━━━ RECORDS SUPPLIED ━━━

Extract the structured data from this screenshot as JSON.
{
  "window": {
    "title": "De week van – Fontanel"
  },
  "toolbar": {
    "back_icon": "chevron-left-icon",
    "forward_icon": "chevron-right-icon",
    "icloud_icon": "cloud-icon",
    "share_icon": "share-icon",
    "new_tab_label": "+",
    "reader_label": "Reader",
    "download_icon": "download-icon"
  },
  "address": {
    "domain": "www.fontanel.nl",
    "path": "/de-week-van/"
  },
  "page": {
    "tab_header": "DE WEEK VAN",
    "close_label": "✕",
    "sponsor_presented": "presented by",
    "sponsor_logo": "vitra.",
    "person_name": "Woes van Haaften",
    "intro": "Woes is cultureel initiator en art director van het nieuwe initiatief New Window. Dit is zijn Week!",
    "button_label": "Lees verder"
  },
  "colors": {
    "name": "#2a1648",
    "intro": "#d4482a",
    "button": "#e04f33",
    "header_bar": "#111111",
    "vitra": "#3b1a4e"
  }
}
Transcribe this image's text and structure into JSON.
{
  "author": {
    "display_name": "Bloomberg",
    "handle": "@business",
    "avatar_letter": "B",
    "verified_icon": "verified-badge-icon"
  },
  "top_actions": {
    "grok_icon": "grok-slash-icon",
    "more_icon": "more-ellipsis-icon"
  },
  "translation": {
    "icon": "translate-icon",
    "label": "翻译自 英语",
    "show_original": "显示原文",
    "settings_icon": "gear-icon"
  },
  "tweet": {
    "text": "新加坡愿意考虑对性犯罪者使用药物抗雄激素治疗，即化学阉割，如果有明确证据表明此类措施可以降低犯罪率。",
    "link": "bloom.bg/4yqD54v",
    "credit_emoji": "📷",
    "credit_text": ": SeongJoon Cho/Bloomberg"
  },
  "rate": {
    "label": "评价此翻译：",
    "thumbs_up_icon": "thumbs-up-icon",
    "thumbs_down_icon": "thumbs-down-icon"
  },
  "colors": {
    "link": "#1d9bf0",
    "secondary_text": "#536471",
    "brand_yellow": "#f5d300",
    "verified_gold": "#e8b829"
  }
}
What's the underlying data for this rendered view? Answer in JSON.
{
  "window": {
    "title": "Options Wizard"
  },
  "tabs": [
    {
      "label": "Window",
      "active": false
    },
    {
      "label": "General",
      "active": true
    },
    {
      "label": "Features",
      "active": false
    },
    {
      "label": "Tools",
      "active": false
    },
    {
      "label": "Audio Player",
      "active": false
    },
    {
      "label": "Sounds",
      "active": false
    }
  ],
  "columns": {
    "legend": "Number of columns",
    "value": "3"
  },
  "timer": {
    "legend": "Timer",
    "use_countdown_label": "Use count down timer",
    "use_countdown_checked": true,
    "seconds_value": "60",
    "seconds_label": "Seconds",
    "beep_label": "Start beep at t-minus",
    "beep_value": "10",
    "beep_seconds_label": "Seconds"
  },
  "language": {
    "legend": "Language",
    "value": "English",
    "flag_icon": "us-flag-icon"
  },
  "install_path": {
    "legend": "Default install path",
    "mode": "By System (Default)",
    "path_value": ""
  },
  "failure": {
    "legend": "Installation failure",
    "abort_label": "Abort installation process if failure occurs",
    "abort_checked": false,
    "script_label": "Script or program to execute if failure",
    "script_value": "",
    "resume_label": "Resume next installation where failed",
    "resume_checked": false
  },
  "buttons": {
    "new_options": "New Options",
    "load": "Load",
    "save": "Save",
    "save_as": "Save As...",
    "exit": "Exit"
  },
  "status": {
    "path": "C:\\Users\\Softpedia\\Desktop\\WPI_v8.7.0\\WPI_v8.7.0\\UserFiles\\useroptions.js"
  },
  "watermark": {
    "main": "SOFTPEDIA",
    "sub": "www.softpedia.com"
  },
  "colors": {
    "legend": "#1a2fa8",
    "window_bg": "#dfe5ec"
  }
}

━━━

PROBLEM:
Check each line of the data above for the word "thumbs" and say how many lines contain it, giving nothing besides the number.

TASK RESPONSE:
2